### WHAT THIS TASK INVOLVES
Copy every line of the material below word for word.

[start DATASET ENTRIES]

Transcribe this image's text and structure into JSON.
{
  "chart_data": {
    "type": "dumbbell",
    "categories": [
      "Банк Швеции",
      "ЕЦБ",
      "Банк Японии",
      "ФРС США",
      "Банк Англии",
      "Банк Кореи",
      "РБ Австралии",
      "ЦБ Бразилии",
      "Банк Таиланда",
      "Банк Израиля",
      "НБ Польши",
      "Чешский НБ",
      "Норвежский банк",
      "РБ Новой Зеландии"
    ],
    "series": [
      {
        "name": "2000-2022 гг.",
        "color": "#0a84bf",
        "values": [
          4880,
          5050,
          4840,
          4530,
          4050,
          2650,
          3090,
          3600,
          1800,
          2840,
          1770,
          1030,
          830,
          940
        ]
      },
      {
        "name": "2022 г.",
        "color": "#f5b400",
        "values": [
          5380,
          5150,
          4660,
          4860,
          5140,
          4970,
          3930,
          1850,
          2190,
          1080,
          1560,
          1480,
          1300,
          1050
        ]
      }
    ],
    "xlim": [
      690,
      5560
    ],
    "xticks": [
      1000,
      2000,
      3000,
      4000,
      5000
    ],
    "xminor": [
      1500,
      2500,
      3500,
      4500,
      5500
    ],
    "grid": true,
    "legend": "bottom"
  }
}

[end DATASET ENTRIES]

### WRITTEN SOLUTION
Transcribe this image's text and structure into JSON.
{
  "chart_data": {
    "type": "dumbbell",
    "categories": [
      "Банк Швеции",
      "ЕЦБ",
      "Банк Японии",
      "ФРС США",
      "Банк Англии",
      "Банк Кореи",
      "РБ Австралии",
      "ЦБ Бразилии",
      "Банк Таиланда",
      "Банк Израиля",
      "НБ Польши",
      "Чешский НБ",
      "Норвежский банк",
      "РБ Новой Зеландии"
    ],
    "series": [
      {
        "name": "2000-2022 гг.",
        "color": "#0a84bf",
        "values": [
          4880,
          5050,
          4840,
          4530,
          4050,
          2650,
          3090,
          3600,
          1800,
          2840,
          1770,
          1030,
          830,
          940
        ]
      },
      {
        "name": "2022 г.",
        "color": "#f5b400",
        "values": [
          5380,
          5150,
          4660,
          4860,
          5140,
          4970,
          3930,
          1850,
          2190,
          1080,
          1560,
          1480,
          1300,
          1050
        ]
      }
    ],
    "xlim": [
      690,
      5560
    ],
    "xticks": [
      1000,
      2000,
      3000,
      4000,
      5000
    ],
    "xminor": [
      1500,
      2500,
      3500,
      4500,
      5500
    ],
    "grid": true,
    "legend": "bottom"
  }
}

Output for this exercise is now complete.